Exclude the pictures; give every entry again exactly as written.
EXERCISE DATA start
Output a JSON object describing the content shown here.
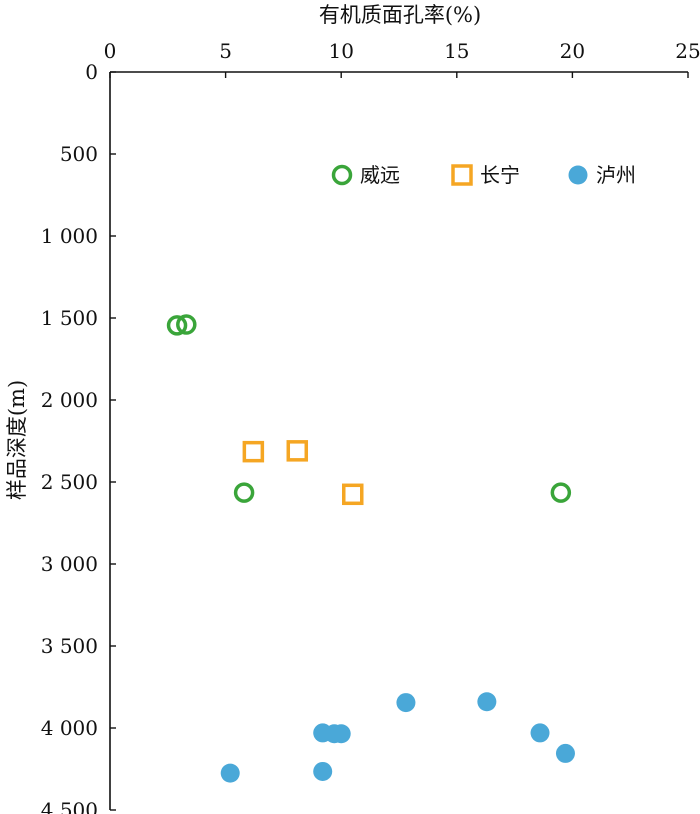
{
  "chart_data": {
    "type": "scatter",
    "xlabel": "有机质面孔率(%)",
    "ylabel": "样品深度(m)",
    "xlim": [
      0,
      25
    ],
    "ylim": [
      0,
      4500
    ],
    "x_ticks": [
      "0",
      "5",
      "10",
      "15",
      "20",
      "25"
    ],
    "y_ticks": [
      "0",
      "500",
      "1 000",
      "1 500",
      "2 000",
      "2 500",
      "3 000",
      "3 500",
      "4 000",
      "4 500"
    ],
    "x_axis_position": "top",
    "y_inverted": true,
    "grid": false,
    "legend_position": "top-right",
    "series": [
      {
        "name": "威远",
        "marker": "hollow-circle",
        "color": "#3aa53a",
        "points": [
          [
            2.9,
            1545
          ],
          [
            3.3,
            1540
          ],
          [
            5.8,
            2565
          ],
          [
            19.5,
            2565
          ]
        ]
      },
      {
        "name": "长宁",
        "marker": "hollow-square",
        "color": "#f5a623",
        "points": [
          [
            6.2,
            2315
          ],
          [
            8.1,
            2310
          ],
          [
            10.5,
            2575
          ]
        ]
      },
      {
        "name": "泸州",
        "marker": "filled-circle",
        "color": "#4aa8d8",
        "points": [
          [
            12.8,
            3845
          ],
          [
            16.3,
            3840
          ],
          [
            9.2,
            4030
          ],
          [
            9.7,
            4035
          ],
          [
            10.0,
            4035
          ],
          [
            18.6,
            4030
          ],
          [
            19.7,
            4155
          ],
          [
            5.2,
            4275
          ],
          [
            9.2,
            4265
          ]
        ]
      }
    ]
  }
}
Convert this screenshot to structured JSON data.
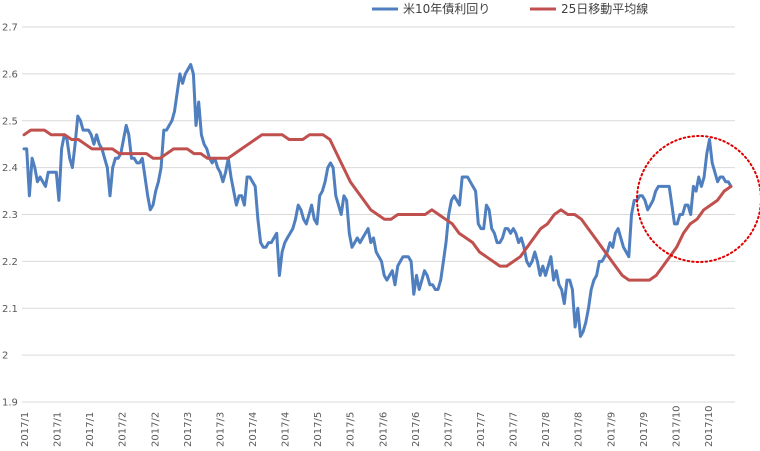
{
  "chart_data": {
    "type": "line",
    "ylim": [
      1.9,
      2.7
    ],
    "yticks": [
      "2.7",
      "2.6",
      "2.5",
      "2.4",
      "2.3",
      "2.2",
      "2.1",
      "2",
      "1.9"
    ],
    "xtick_labels": [
      "2017/1",
      "2017/1",
      "2017/1",
      "2017/2",
      "2017/2",
      "2017/3",
      "2017/3",
      "2017/4",
      "2017/4",
      "2017/5",
      "2017/5",
      "2017/6",
      "2017/6",
      "2017/7",
      "2017/7",
      "2017/7",
      "2017/8",
      "2017/8",
      "2017/9",
      "2017/9",
      "2017/10",
      "2017/10"
    ],
    "grid": "horizontal",
    "legend": "top-right",
    "annotation": "red dotted circle around the late-October rise",
    "series": [
      {
        "name": "米10年債利回り",
        "color": "#4f7fbf",
        "values": [
          2.44,
          2.44,
          2.34,
          2.42,
          2.4,
          2.37,
          2.38,
          2.37,
          2.36,
          2.39,
          2.39,
          2.39,
          2.39,
          2.33,
          2.44,
          2.47,
          2.46,
          2.42,
          2.4,
          2.45,
          2.51,
          2.5,
          2.48,
          2.48,
          2.48,
          2.47,
          2.45,
          2.47,
          2.45,
          2.44,
          2.42,
          2.4,
          2.34,
          2.4,
          2.42,
          2.42,
          2.43,
          2.46,
          2.49,
          2.47,
          2.42,
          2.42,
          2.41,
          2.41,
          2.42,
          2.38,
          2.34,
          2.31,
          2.32,
          2.35,
          2.37,
          2.4,
          2.48,
          2.48,
          2.49,
          2.5,
          2.52,
          2.56,
          2.6,
          2.58,
          2.6,
          2.61,
          2.62,
          2.6,
          2.49,
          2.54,
          2.47,
          2.45,
          2.44,
          2.42,
          2.41,
          2.42,
          2.4,
          2.39,
          2.37,
          2.39,
          2.42,
          2.38,
          2.35,
          2.32,
          2.34,
          2.34,
          2.32,
          2.38,
          2.38,
          2.37,
          2.36,
          2.29,
          2.24,
          2.23,
          2.23,
          2.24,
          2.24,
          2.25,
          2.26,
          2.17,
          2.22,
          2.24,
          2.25,
          2.26,
          2.27,
          2.29,
          2.32,
          2.31,
          2.29,
          2.28,
          2.3,
          2.32,
          2.29,
          2.28,
          2.34,
          2.35,
          2.37,
          2.4,
          2.41,
          2.4,
          2.34,
          2.32,
          2.3,
          2.34,
          2.33,
          2.26,
          2.23,
          2.24,
          2.25,
          2.24,
          2.25,
          2.26,
          2.27,
          2.24,
          2.25,
          2.22,
          2.21,
          2.2,
          2.17,
          2.16,
          2.17,
          2.18,
          2.15,
          2.19,
          2.2,
          2.21,
          2.21,
          2.21,
          2.2,
          2.13,
          2.17,
          2.14,
          2.16,
          2.18,
          2.17,
          2.15,
          2.15,
          2.14,
          2.14,
          2.16,
          2.2,
          2.24,
          2.3,
          2.33,
          2.34,
          2.33,
          2.32,
          2.38,
          2.38,
          2.38,
          2.37,
          2.36,
          2.35,
          2.28,
          2.27,
          2.27,
          2.32,
          2.31,
          2.27,
          2.26,
          2.24,
          2.24,
          2.25,
          2.27,
          2.27,
          2.26,
          2.27,
          2.26,
          2.24,
          2.25,
          2.23,
          2.2,
          2.19,
          2.2,
          2.22,
          2.2,
          2.17,
          2.19,
          2.17,
          2.19,
          2.21,
          2.16,
          2.18,
          2.15,
          2.14,
          2.11,
          2.16,
          2.16,
          2.14,
          2.06,
          2.1,
          2.04,
          2.05,
          2.07,
          2.1,
          2.14,
          2.16,
          2.17,
          2.2,
          2.2,
          2.21,
          2.22,
          2.24,
          2.23,
          2.26,
          2.27,
          2.25,
          2.23,
          2.22,
          2.21,
          2.3,
          2.33,
          2.33,
          2.34,
          2.34,
          2.33,
          2.31,
          2.32,
          2.33,
          2.35,
          2.36,
          2.36,
          2.36,
          2.36,
          2.36,
          2.32,
          2.28,
          2.28,
          2.3,
          2.3,
          2.32,
          2.32,
          2.3,
          2.36,
          2.35,
          2.38,
          2.36,
          2.38,
          2.43,
          2.46,
          2.41,
          2.39,
          2.37,
          2.38,
          2.38,
          2.37,
          2.37,
          2.36
        ],
        "values_note": ""
      },
      {
        "name": "25日移動平均線",
        "color": "#c0504d",
        "values": [
          2.47,
          2.48,
          2.48,
          2.48,
          2.47,
          2.47,
          2.47,
          2.46,
          2.46,
          2.45,
          2.44,
          2.44,
          2.44,
          2.44,
          2.43,
          2.43,
          2.43,
          2.43,
          2.43,
          2.42,
          2.42,
          2.43,
          2.44,
          2.44,
          2.44,
          2.43,
          2.43,
          2.42,
          2.42,
          2.42,
          2.42,
          2.43,
          2.44,
          2.45,
          2.46,
          2.47,
          2.47,
          2.47,
          2.47,
          2.46,
          2.46,
          2.46,
          2.47,
          2.47,
          2.47,
          2.46,
          2.43,
          2.4,
          2.37,
          2.35,
          2.33,
          2.31,
          2.3,
          2.29,
          2.29,
          2.3,
          2.3,
          2.3,
          2.3,
          2.3,
          2.31,
          2.3,
          2.29,
          2.28,
          2.26,
          2.25,
          2.24,
          2.22,
          2.21,
          2.2,
          2.19,
          2.19,
          2.2,
          2.21,
          2.23,
          2.25,
          2.27,
          2.28,
          2.3,
          2.31,
          2.3,
          2.3,
          2.29,
          2.27,
          2.25,
          2.23,
          2.21,
          2.19,
          2.17,
          2.16,
          2.16,
          2.16,
          2.16,
          2.17,
          2.19,
          2.21,
          2.23,
          2.26,
          2.28,
          2.29,
          2.31,
          2.32,
          2.33,
          2.35,
          2.36
        ]
      }
    ]
  }
}
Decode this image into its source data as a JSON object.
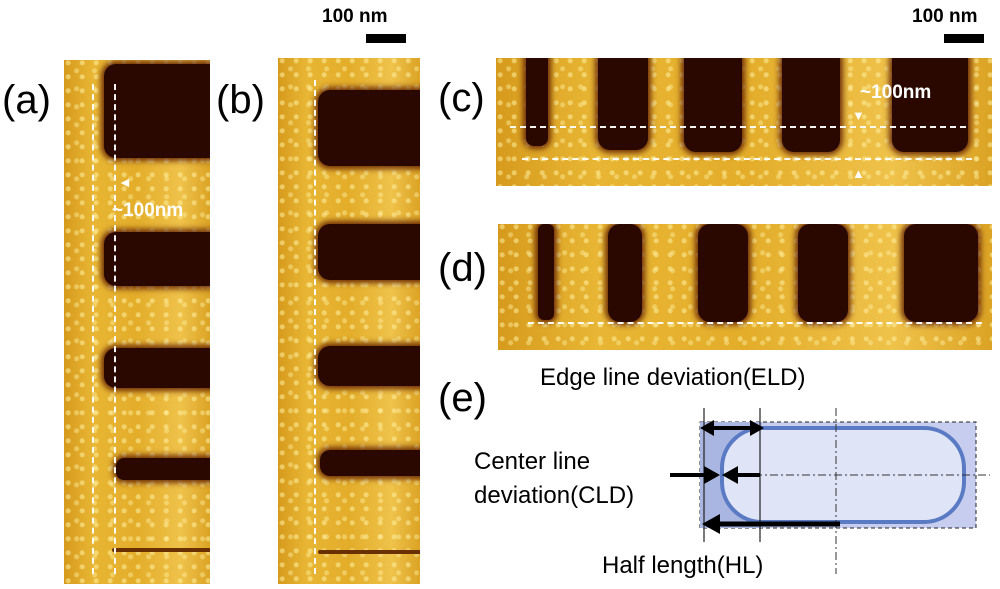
EXERCISE DATA end
### SOLUTION FOR THIS PROBLEM
Output a JSON object describing the content shown here.
{
  "chart_data": {
    "type": "scatter",
    "xlabel": "有机质面孔率(%)",
    "ylabel": "样品深度(m)",
    "xlim": [
      0,
      25
    ],
    "ylim": [
      0,
      4500
    ],
    "x_ticks": [
      "0",
      "5",
      "10",
      "15",
      "20",
      "25"
    ],
    "y_ticks": [
      "0",
      "500",
      "1 000",
      "1 500",
      "2 000",
      "2 500",
      "3 000",
      "3 500",
      "4 000",
      "4 500"
    ],
    "x_axis_position": "top",
    "y_inverted": true,
    "grid": false,
    "legend_position": "top-right",
    "series": [
      {
        "name": "威远",
        "marker": "hollow-circle",
        "color": "#3aa53a",
        "points": [
          [
            2.9,
            1545
          ],
          [
            3.3,
            1540
          ],
          [
            5.8,
            2565
          ],
          [
            19.5,
            2565
          ]
        ]
      },
      {
        "name": "长宁",
        "marker": "hollow-square",
        "color": "#f5a623",
        "points": [
          [
            6.2,
            2315
          ],
          [
            8.1,
            2310
          ],
          [
            10.5,
            2575
          ]
        ]
      },
      {
        "name": "泸州",
        "marker": "filled-circle",
        "color": "#4aa8d8",
        "points": [
          [
            12.8,
            3845
          ],
          [
            16.3,
            3840
          ],
          [
            9.2,
            4030
          ],
          [
            9.7,
            4035
          ],
          [
            10.0,
            4035
          ],
          [
            18.6,
            4030
          ],
          [
            19.7,
            4155
          ],
          [
            5.2,
            4275
          ],
          [
            9.2,
            4265
          ]
        ]
      }
    ]
  }
}
Convert this screenshot to structured JSON data.
{
  "chart_data": {
    "type": "line",
    "ylim": [
      1.9,
      2.7
    ],
    "yticks": [
      "2.7",
      "2.6",
      "2.5",
      "2.4",
      "2.3",
      "2.2",
      "2.1",
      "2",
      "1.9"
    ],
    "xtick_labels": [
      "2017/1",
      "2017/1",
      "2017/1",
      "2017/2",
      "2017/2",
      "2017/3",
      "2017/3",
      "2017/4",
      "2017/4",
      "2017/5",
      "2017/5",
      "2017/6",
      "2017/6",
      "2017/7",
      "2017/7",
      "2017/7",
      "2017/8",
      "2017/8",
      "2017/9",
      "2017/9",
      "2017/10",
      "2017/10"
    ],
    "grid": "horizontal",
    "legend": "top-right",
    "annotation": "red dotted circle around the late-October rise",
    "series": [
      {
        "name": "米10年債利回り",
        "color": "#4f7fbf",
        "values": [
          2.44,
          2.44,
          2.34,
          2.42,
          2.4,
          2.37,
          2.38,
          2.37,
          2.36,
          2.39,
          2.39,
          2.39,
          2.39,
          2.33,
          2.44,
          2.47,
          2.46,
          2.42,
          2.4,
          2.45,
          2.51,
          2.5,
          2.48,
          2.48,
          2.48,
          2.47,
          2.45,
          2.47,
          2.45,
          2.44,
          2.42,
          2.4,
          2.34,
          2.4,
          2.42,
          2.42,
          2.43,
          2.46,
          2.49,
          2.47,
          2.42,
          2.42,
          2.41,
          2.41,
          2.42,
          2.38,
          2.34,
          2.31,
          2.32,
          2.35,
          2.37,
          2.4,
          2.48,
          2.48,
          2.49,
          2.5,
          2.52,
          2.56,
          2.6,
          2.58,
          2.6,
          2.61,
          2.62,
          2.6,
          2.49,
          2.54,
          2.47,
          2.45,
          2.44,
          2.42,
          2.41,
          2.42,
          2.4,
          2.39,
          2.37,
          2.39,
          2.42,
          2.38,
          2.35,
          2.32,
          2.34,
          2.34,
          2.32,
          2.38,
          2.38,
          2.37,
          2.36,
          2.29,
          2.24,
          2.23,
          2.23,
          2.24,
          2.24,
          2.25,
          2.26,
          2.17,
          2.22,
          2.24,
          2.25,
          2.26,
          2.27,
          2.29,
          2.32,
          2.31,
          2.29,
          2.28,
          2.3,
          2.32,
          2.29,
          2.28,
          2.34,
          2.35,
          2.37,
          2.4,
          2.41,
          2.4,
          2.34,
          2.32,
          2.3,
          2.34,
          2.33,
          2.26,
          2.23,
          2.24,
          2.25,
          2.24,
          2.25,
          2.26,
          2.27,
          2.24,
          2.25,
          2.22,
          2.21,
          2.2,
          2.17,
          2.16,
          2.17,
          2.18,
          2.15,
          2.19,
          2.2,
          2.21,
          2.21,
          2.21,
          2.2,
          2.13,
          2.17,
          2.14,
          2.16,
          2.18,
          2.17,
          2.15,
          2.15,
          2.14,
          2.14,
          2.16,
          2.2,
          2.24,
          2.3,
          2.33,
          2.34,
          2.33,
          2.32,
          2.38,
          2.38,
          2.38,
          2.37,
          2.36,
          2.35,
          2.28,
          2.27,
          2.27,
          2.32,
          2.31,
          2.27,
          2.26,
          2.24,
          2.24,
          2.25,
          2.27,
          2.27,
          2.26,
          2.27,
          2.26,
          2.24,
          2.25,
          2.23,
          2.2,
          2.19,
          2.2,
          2.22,
          2.2,
          2.17,
          2.19,
          2.17,
          2.19,
          2.21,
          2.16,
          2.18,
          2.15,
          2.14,
          2.11,
          2.16,
          2.16,
          2.14,
          2.06,
          2.1,
          2.04,
          2.05,
          2.07,
          2.1,
          2.14,
          2.16,
          2.17,
          2.2,
          2.2,
          2.21,
          2.22,
          2.24,
          2.23,
          2.26,
          2.27,
          2.25,
          2.23,
          2.22,
          2.21,
          2.3,
          2.33,
          2.33,
          2.34,
          2.34,
          2.33,
          2.31,
          2.32,
          2.33,
          2.35,
          2.36,
          2.36,
          2.36,
          2.36,
          2.36,
          2.32,
          2.28,
          2.28,
          2.3,
          2.3,
          2.32,
          2.32,
          2.3,
          2.36,
          2.35,
          2.38,
          2.36,
          2.38,
          2.43,
          2.46,
          2.41,
          2.39,
          2.37,
          2.38,
          2.38,
          2.37,
          2.37,
          2.36
        ],
        "values_note": ""
      },
      {
        "name": "25日移動平均線",
        "color": "#c0504d",
        "values": [
          2.47,
          2.48,
          2.48,
          2.48,
          2.47,
          2.47,
          2.47,
          2.46,
          2.46,
          2.45,
          2.44,
          2.44,
          2.44,
          2.44,
          2.43,
          2.43,
          2.43,
          2.43,
          2.43,
          2.42,
          2.42,
          2.43,
          2.44,
          2.44,
          2.44,
          2.43,
          2.43,
          2.42,
          2.42,
          2.42,
          2.42,
          2.43,
          2.44,
          2.45,
          2.46,
          2.47,
          2.47,
          2.47,
          2.47,
          2.46,
          2.46,
          2.46,
          2.47,
          2.47,
          2.47,
          2.46,
          2.43,
          2.4,
          2.37,
          2.35,
          2.33,
          2.31,
          2.3,
          2.29,
          2.29,
          2.3,
          2.3,
          2.3,
          2.3,
          2.3,
          2.31,
          2.3,
          2.29,
          2.28,
          2.26,
          2.25,
          2.24,
          2.22,
          2.21,
          2.2,
          2.19,
          2.19,
          2.2,
          2.21,
          2.23,
          2.25,
          2.27,
          2.28,
          2.3,
          2.31,
          2.3,
          2.3,
          2.29,
          2.27,
          2.25,
          2.23,
          2.21,
          2.19,
          2.17,
          2.16,
          2.16,
          2.16,
          2.16,
          2.17,
          2.19,
          2.21,
          2.23,
          2.26,
          2.28,
          2.29,
          2.31,
          2.32,
          2.33,
          2.35,
          2.36
        ]
      }
    ]
  }
}
Decode this image into its source data as a JSON object.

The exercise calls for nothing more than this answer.